> _OBJECTIVE_: Write out the full listing again, exactly as it stands.

(begin)

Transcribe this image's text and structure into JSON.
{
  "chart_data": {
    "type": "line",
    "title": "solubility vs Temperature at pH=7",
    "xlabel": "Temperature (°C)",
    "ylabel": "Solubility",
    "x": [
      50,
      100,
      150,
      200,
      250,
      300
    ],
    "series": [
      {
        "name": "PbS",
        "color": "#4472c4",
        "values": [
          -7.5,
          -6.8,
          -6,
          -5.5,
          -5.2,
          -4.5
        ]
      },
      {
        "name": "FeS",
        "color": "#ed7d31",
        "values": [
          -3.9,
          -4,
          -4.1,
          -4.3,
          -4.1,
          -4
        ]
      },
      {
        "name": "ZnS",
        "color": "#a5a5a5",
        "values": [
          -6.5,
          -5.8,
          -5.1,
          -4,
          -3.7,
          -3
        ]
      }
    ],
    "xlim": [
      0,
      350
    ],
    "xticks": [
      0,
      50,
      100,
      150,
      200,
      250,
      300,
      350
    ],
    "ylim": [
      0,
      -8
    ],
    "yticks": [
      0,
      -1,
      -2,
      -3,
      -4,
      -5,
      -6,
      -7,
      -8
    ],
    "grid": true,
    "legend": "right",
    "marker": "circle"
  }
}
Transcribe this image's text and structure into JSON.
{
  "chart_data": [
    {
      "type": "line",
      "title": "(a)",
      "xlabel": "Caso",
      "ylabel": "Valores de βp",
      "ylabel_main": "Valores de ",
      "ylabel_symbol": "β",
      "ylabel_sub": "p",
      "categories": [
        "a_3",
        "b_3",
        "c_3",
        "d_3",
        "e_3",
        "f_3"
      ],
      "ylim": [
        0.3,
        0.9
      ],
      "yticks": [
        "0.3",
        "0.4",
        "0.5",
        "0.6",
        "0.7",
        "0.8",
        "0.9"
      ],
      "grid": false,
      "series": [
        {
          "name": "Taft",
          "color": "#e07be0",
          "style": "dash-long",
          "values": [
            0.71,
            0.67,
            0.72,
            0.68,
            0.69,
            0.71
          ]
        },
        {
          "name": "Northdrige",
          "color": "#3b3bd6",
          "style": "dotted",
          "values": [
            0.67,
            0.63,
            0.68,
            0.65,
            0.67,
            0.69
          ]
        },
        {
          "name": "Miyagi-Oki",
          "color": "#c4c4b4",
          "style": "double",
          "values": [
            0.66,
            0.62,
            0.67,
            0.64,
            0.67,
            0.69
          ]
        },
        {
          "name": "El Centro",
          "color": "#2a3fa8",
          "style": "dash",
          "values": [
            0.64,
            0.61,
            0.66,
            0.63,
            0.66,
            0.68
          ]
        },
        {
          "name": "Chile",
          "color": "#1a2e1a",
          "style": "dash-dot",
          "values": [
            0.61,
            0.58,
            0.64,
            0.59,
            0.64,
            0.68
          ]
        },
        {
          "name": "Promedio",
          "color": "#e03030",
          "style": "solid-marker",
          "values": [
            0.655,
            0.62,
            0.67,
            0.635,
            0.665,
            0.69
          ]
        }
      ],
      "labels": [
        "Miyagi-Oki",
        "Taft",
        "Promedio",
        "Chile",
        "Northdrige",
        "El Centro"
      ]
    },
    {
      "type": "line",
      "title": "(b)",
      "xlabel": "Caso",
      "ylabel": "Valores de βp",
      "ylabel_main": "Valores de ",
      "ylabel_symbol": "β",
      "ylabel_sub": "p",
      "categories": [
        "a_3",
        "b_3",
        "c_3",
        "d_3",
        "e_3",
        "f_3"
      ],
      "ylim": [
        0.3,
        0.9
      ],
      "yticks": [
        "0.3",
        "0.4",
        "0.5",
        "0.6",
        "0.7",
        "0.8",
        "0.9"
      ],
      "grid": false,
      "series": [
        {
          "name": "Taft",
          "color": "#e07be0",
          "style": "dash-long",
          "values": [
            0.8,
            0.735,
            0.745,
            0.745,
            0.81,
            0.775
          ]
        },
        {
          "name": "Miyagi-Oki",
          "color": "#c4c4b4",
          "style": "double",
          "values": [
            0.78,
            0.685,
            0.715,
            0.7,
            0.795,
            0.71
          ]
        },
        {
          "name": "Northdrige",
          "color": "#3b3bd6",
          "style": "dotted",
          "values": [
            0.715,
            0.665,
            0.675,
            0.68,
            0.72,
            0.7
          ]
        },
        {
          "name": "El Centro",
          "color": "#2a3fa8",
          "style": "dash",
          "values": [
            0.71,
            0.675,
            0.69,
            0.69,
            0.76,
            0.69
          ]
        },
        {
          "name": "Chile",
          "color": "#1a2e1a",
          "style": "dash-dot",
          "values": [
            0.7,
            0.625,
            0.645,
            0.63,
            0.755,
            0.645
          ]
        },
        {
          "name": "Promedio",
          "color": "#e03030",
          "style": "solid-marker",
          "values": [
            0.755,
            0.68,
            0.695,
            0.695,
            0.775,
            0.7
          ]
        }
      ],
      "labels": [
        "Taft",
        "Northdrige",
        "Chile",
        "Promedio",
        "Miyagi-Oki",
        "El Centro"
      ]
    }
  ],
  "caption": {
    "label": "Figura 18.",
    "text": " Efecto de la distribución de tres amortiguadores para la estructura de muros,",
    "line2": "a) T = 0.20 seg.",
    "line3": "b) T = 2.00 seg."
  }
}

(end)

> _THE SOLUTION_:
Transcribe this image's text and structure into JSON.
{
  "chart_data": {
    "type": "line",
    "title": "solubility vs Temperature at pH=7",
    "xlabel": "Temperature (°C)",
    "ylabel": "Solubility",
    "x": [
      50,
      100,
      150,
      200,
      250,
      300
    ],
    "series": [
      {
        "name": "PbS",
        "color": "#4472c4",
        "values": [
          -7.5,
          -6.8,
          -6,
          -5.5,
          -5.2,
          -4.5
        ]
      },
      {
        "name": "FeS",
        "color": "#ed7d31",
        "values": [
          -3.9,
          -4,
          -4.1,
          -4.3,
          -4.1,
          -4
        ]
      },
      {
        "name": "ZnS",
        "color": "#a5a5a5",
        "values": [
          -6.5,
          -5.8,
          -5.1,
          -4,
          -3.7,
          -3
        ]
      }
    ],
    "xlim": [
      0,
      350
    ],
    "xticks": [
      0,
      50,
      100,
      150,
      200,
      250,
      300,
      350
    ],
    "ylim": [
      0,
      -8
    ],
    "yticks": [
      0,
      -1,
      -2,
      -3,
      -4,
      -5,
      -6,
      -7,
      -8
    ],
    "grid": true,
    "legend": "right",
    "marker": "circle"
  }
}
Transcribe this image's text and structure into JSON.
{
  "chart_data": [
    {
      "type": "line",
      "title": "(a)",
      "xlabel": "Caso",
      "ylabel": "Valores de βp",
      "ylabel_main": "Valores de ",
      "ylabel_symbol": "β",
      "ylabel_sub": "p",
      "categories": [
        "a_3",
        "b_3",
        "c_3",
        "d_3",
        "e_3",
        "f_3"
      ],
      "ylim": [
        0.3,
        0.9
      ],
      "yticks": [
        "0.3",
        "0.4",
        "0.5",
        "0.6",
        "0.7",
        "0.8",
        "0.9"
      ],
      "grid": false,
      "series": [
        {
          "name": "Taft",
          "color": "#e07be0",
          "style": "dash-long",
          "values": [
            0.71,
            0.67,
            0.72,
            0.68,
            0.69,
            0.71
          ]
        },
        {
          "name": "Northdrige",
          "color": "#3b3bd6",
          "style": "dotted",
          "values": [
            0.67,
            0.63,
            0.68,
            0.65,
            0.67,
            0.69
          ]
        },
        {
          "name": "Miyagi-Oki",
          "color": "#c4c4b4",
          "style": "double",
          "values": [
            0.66,
            0.62,
            0.67,
            0.64,
            0.67,
            0.69
          ]
        },
        {
          "name": "El Centro",
          "color": "#2a3fa8",
          "style": "dash",
          "values": [
            0.64,
            0.61,
            0.66,
            0.63,
            0.66,
            0.68
          ]
        },
        {
          "name": "Chile",
          "color": "#1a2e1a",
          "style": "dash-dot",
          "values": [
            0.61,
            0.58,
            0.64,
            0.59,
            0.64,
            0.68
          ]
        },
        {
          "name": "Promedio",
          "color": "#e03030",
          "style": "solid-marker",
          "values": [
            0.655,
            0.62,
            0.67,
            0.635,
            0.665,
            0.69
          ]
        }
      ],
      "labels": [
        "Miyagi-Oki",
        "Taft",
        "Promedio",
        "Chile",
        "Northdrige",
        "El Centro"
      ]
    },
    {
      "type": "line",
      "title": "(b)",
      "xlabel": "Caso",
      "ylabel": "Valores de βp",
      "ylabel_main": "Valores de ",
      "ylabel_symbol": "β",
      "ylabel_sub": "p",
      "categories": [
        "a_3",
        "b_3",
        "c_3",
        "d_3",
        "e_3",
        "f_3"
      ],
      "ylim": [
        0.3,
        0.9
      ],
      "yticks": [
        "0.3",
        "0.4",
        "0.5",
        "0.6",
        "0.7",
        "0.8",
        "0.9"
      ],
      "grid": false,
      "series": [
        {
          "name": "Taft",
          "color": "#e07be0",
          "style": "dash-long",
          "values": [
            0.8,
            0.735,
            0.745,
            0.745,
            0.81,
            0.775
          ]
        },
        {
          "name": "Miyagi-Oki",
          "color": "#c4c4b4",
          "style": "double",
          "values": [
            0.78,
            0.685,
            0.715,
            0.7,
            0.795,
            0.71
          ]
        },
        {
          "name": "Northdrige",
          "color": "#3b3bd6",
          "style": "dotted",
          "values": [
            0.715,
            0.665,
            0.675,
            0.68,
            0.72,
            0.7
          ]
        },
        {
          "name": "El Centro",
          "color": "#2a3fa8",
          "style": "dash",
          "values": [
            0.71,
            0.675,
            0.69,
            0.69,
            0.76,
            0.69
          ]
        },
        {
          "name": "Chile",
          "color": "#1a2e1a",
          "style": "dash-dot",
          "values": [
            0.7,
            0.625,
            0.645,
            0.63,
            0.755,
            0.645
          ]
        },
        {
          "name": "Promedio",
          "color": "#e03030",
          "style": "solid-marker",
          "values": [
            0.755,
            0.68,
            0.695,
            0.695,
            0.775,
            0.7
          ]
        }
      ],
      "labels": [
        "Taft",
        "Northdrige",
        "Chile",
        "Promedio",
        "Miyagi-Oki",
        "El Centro"
      ]
    }
  ],
  "caption": {
    "label": "Figura 18.",
    "text": " Efecto de la distribución de tres amortiguadores para la estructura de muros,",
    "line2": "a) T = 0.20 seg.",
    "line3": "b) T = 2.00 seg."
  }
}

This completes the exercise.